>> Begin Exercise inputs

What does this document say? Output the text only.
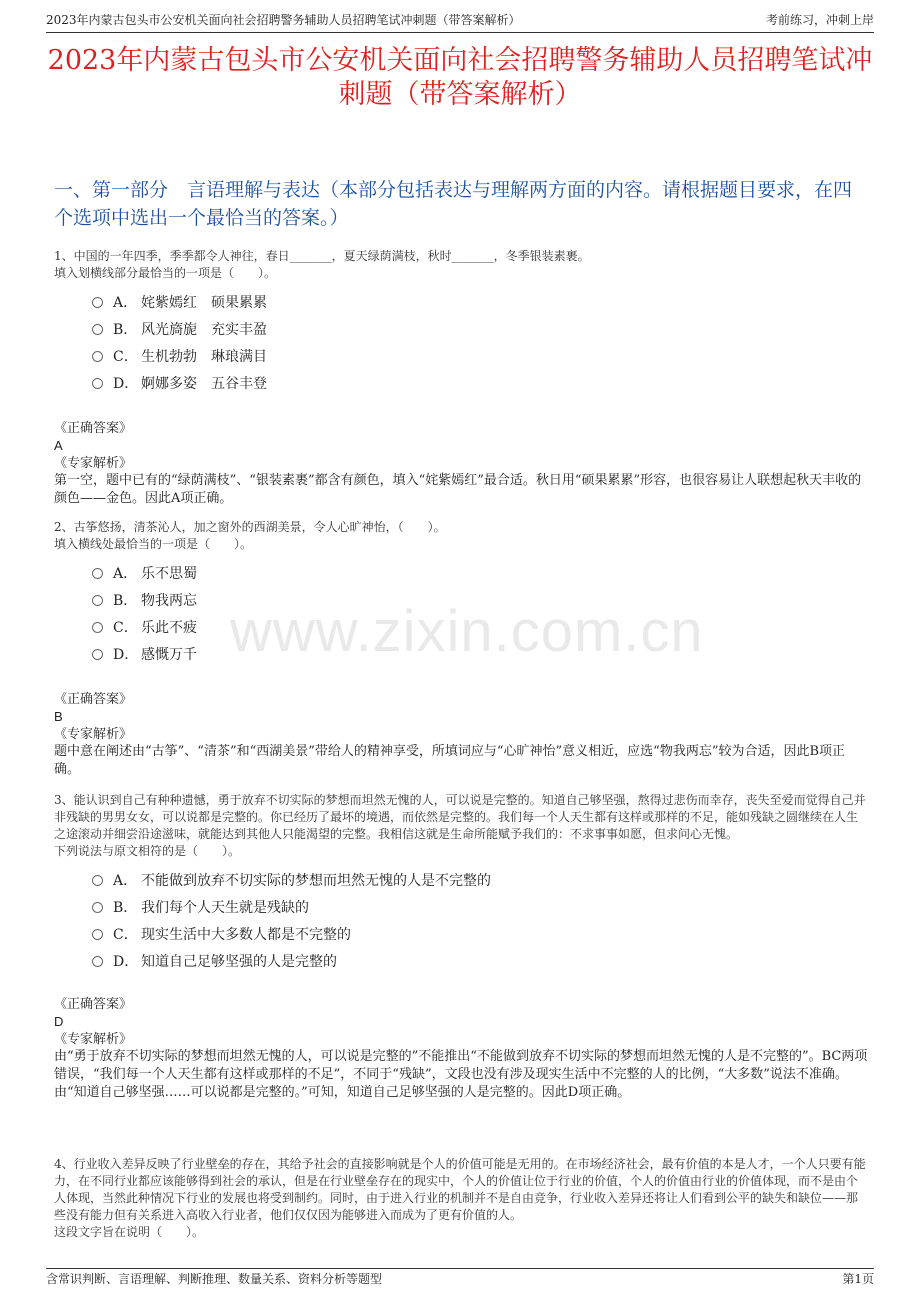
2023年内蒙古包头市公安机关面向社会招聘警务辅助人员招聘笔试冲刺题（带答案解析）	考前练习，冲刺上岸
2023年内蒙古包头市公安机关面向社会招聘警务辅助人员招聘笔试冲刺题（带答案解析）
一、第一部分　言语理解与表达（本部分包括表达与理解两方面的内容。请根据题目要求，在四个选项中选出一个最恰当的答案。）
www.zixin.com.cn
1、中国的一年四季，季季都令人神往，春日_______，夏天绿荫满枝，秋时_______，冬季银装素裹。
填入划横线部分最恰当的一项是（　　）。
A． 姹紫嫣红　硕果累累
B． 风光旖旎　充实丰盈
C． 生机勃勃　琳琅满目
D． 婀娜多姿　五谷丰登
《正确答案》
A
《专家解析》
第一空，题中已有的“绿荫满枝”、“银装素裹”都含有颜色，填入“姹紫嫣红”最合适。秋日用“硕果累累”形容，也很容易让人联想起秋天丰收的颜色——金色。因此A项正确。
2、古筝悠扬，清茶沁人，加之窗外的西湖美景，令人心旷神怡，（　　）。
填入横线处最恰当的一项是（　　）。
A． 乐不思蜀
B． 物我两忘
C． 乐此不疲
D． 感慨万千
《正确答案》
B
《专家解析》
题中意在阐述由“古筝”、“清茶”和“西湖美景”带给人的精神享受，所填词应与“心旷神怡”意义相近，应选“物我两忘”较为合适，因此B项正确。
3、能认识到自己有种种遗憾，勇于放弃不切实际的梦想而坦然无愧的人，可以说是完整的。知道自己够坚强，熬得过悲伤而幸存，丧失至爱而觉得自己并非残缺的男男女女，可以说都是完整的。你已经历了最坏的境遇，而依然是完整的。我们每一个人天生都有这样或那样的不足，能如残缺之圆继续在人生之途滚动并细尝沿途滋味，就能达到其他人只能渴望的完整。我相信这就是生命所能赋予我们的：不求事事如愿，但求问心无愧。
下列说法与原文相符的是（　　）。
A． 不能做到放弃不切实际的梦想而坦然无愧的人是不完整的
B． 我们每个人天生就是残缺的
C． 现实生活中大多数人都是不完整的
D． 知道自己足够坚强的人是完整的
《正确答案》
D
《专家解析》
由“勇于放弃不切实际的梦想而坦然无愧的人，可以说是完整的”不能推出“不能做到放弃不切实际的梦想而坦然无愧的人是不完整的”。BC两项错误，“我们每一个人天生都有这样或那样的不足”，不同于“残缺”，文段也没有涉及现实生活中不完整的人的比例，“大多数”说法不准确。由“知道自己够坚强……可以说都是完整的。”可知，知道自己足够坚强的人是完整的。因此D项正确。
4、行业收入差异反映了行业壁垒的存在，其给予社会的直接影响就是个人的价值可能是无用的。在市场经济社会，最有价值的本是人才，一个人只要有能力，在不同行业都应该能够得到社会的承认，但是在行业壁垒存在的现实中，个人的价值让位于行业的价值，个人的价值由行业的价值体现，而不是由个人体现，当然此种情况下行业的发展也将受到制约。同时，由于进入行业的机制并不是自由竞争，行业收入差异还将让人们看到公平的缺失和缺位——那些没有能力但有关系进入高收入行业者，他们仅仅因为能够进入而成为了更有价值的人。
这段文字旨在说明（　　）。
含常识判断、言语理解、判断推理、数量关系、资料分析等题型	第1页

>> End Exercise inputs

> **Stated goal**
Using the material above, copy every line in which the string "物我两忘" occurs.

> **Result for this exercise**
B． 物我两忘
题中意在阐述由“古筝”、“清茶”和“西湖美景”带给人的精神享受，所填词应与“心旷神怡”意义相近，应选“物我两忘”较为合适，因此B项正确。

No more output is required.